• Exercise directions: Would you output the whole listing below, exactly as it reads?

-*-

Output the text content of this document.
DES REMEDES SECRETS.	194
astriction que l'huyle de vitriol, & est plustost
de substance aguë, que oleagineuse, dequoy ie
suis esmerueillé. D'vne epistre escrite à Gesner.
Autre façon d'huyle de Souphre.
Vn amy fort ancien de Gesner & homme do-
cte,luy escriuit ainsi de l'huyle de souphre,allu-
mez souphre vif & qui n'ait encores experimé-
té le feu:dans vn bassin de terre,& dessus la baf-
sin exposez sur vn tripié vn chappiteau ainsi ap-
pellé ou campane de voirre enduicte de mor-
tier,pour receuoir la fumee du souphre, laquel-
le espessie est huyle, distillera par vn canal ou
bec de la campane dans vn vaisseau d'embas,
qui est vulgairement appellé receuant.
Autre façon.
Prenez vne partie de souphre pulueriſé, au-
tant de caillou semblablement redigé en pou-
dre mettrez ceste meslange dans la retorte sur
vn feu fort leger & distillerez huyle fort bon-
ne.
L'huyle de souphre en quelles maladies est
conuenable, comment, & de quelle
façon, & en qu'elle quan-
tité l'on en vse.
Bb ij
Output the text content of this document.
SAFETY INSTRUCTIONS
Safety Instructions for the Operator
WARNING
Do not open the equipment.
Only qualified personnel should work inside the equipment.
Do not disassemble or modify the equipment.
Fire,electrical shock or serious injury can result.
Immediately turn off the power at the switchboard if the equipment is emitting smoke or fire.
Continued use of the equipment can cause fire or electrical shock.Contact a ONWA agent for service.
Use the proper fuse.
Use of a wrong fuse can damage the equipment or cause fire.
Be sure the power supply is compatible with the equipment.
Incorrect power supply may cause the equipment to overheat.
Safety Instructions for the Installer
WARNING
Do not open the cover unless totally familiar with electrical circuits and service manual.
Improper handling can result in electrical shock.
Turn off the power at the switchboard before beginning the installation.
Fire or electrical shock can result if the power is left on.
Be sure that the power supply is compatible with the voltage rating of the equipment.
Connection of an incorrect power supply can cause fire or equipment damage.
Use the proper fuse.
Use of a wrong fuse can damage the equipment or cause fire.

-*-

• Final answer:
Output the text content of this document.
DES REMEDES SECRETS.	194
astriction que l'huyle de vitriol, & est plustost
de substance aguë, que oleagineuse, dequoy ie
suis esmerueillé. D'vne epistre escrite à Gesner.
Autre façon d'huyle de Souphre.
Vn amy fort ancien de Gesner & homme do-
cte,luy escriuit ainsi de l'huyle de souphre,allu-
mez souphre vif & qui n'ait encores experimé-
té le feu:dans vn bassin de terre,& dessus la baf-
sin exposez sur vn tripié vn chappiteau ainsi ap-
pellé ou campane de voirre enduicte de mor-
tier,pour receuoir la fumee du souphre, laquel-
le espessie est huyle, distillera par vn canal ou
bec de la campane dans vn vaisseau d'embas,
qui est vulgairement appellé receuant.
Autre façon.
Prenez vne partie de souphre pulueriſé, au-
tant de caillou semblablement redigé en pou-
dre mettrez ceste meslange dans la retorte sur
vn feu fort leger & distillerez huyle fort bon-
ne.
L'huyle de souphre en quelles maladies est
conuenable, comment, & de quelle
façon, & en qu'elle quan-
tité l'on en vse.
Bb ij
Output the text content of this document.
SAFETY INSTRUCTIONS
Safety Instructions for the Operator
WARNING
Do not open the equipment.
Only qualified personnel should work inside the equipment.
Do not disassemble or modify the equipment.
Fire,electrical shock or serious injury can result.
Immediately turn off the power at the switchboard if the equipment is emitting smoke or fire.
Continued use of the equipment can cause fire or electrical shock.Contact a ONWA agent for service.
Use the proper fuse.
Use of a wrong fuse can damage the equipment or cause fire.
Be sure the power supply is compatible with the equipment.
Incorrect power supply may cause the equipment to overheat.
Safety Instructions for the Installer
WARNING
Do not open the cover unless totally familiar with electrical circuits and service manual.
Improper handling can result in electrical shock.
Turn off the power at the switchboard before beginning the installation.
Fire or electrical shock can result if the power is left on.
Be sure that the power supply is compatible with the voltage rating of the equipment.
Connection of an incorrect power supply can cause fire or equipment damage.
Use the proper fuse.
Use of a wrong fuse can damage the equipment or cause fire.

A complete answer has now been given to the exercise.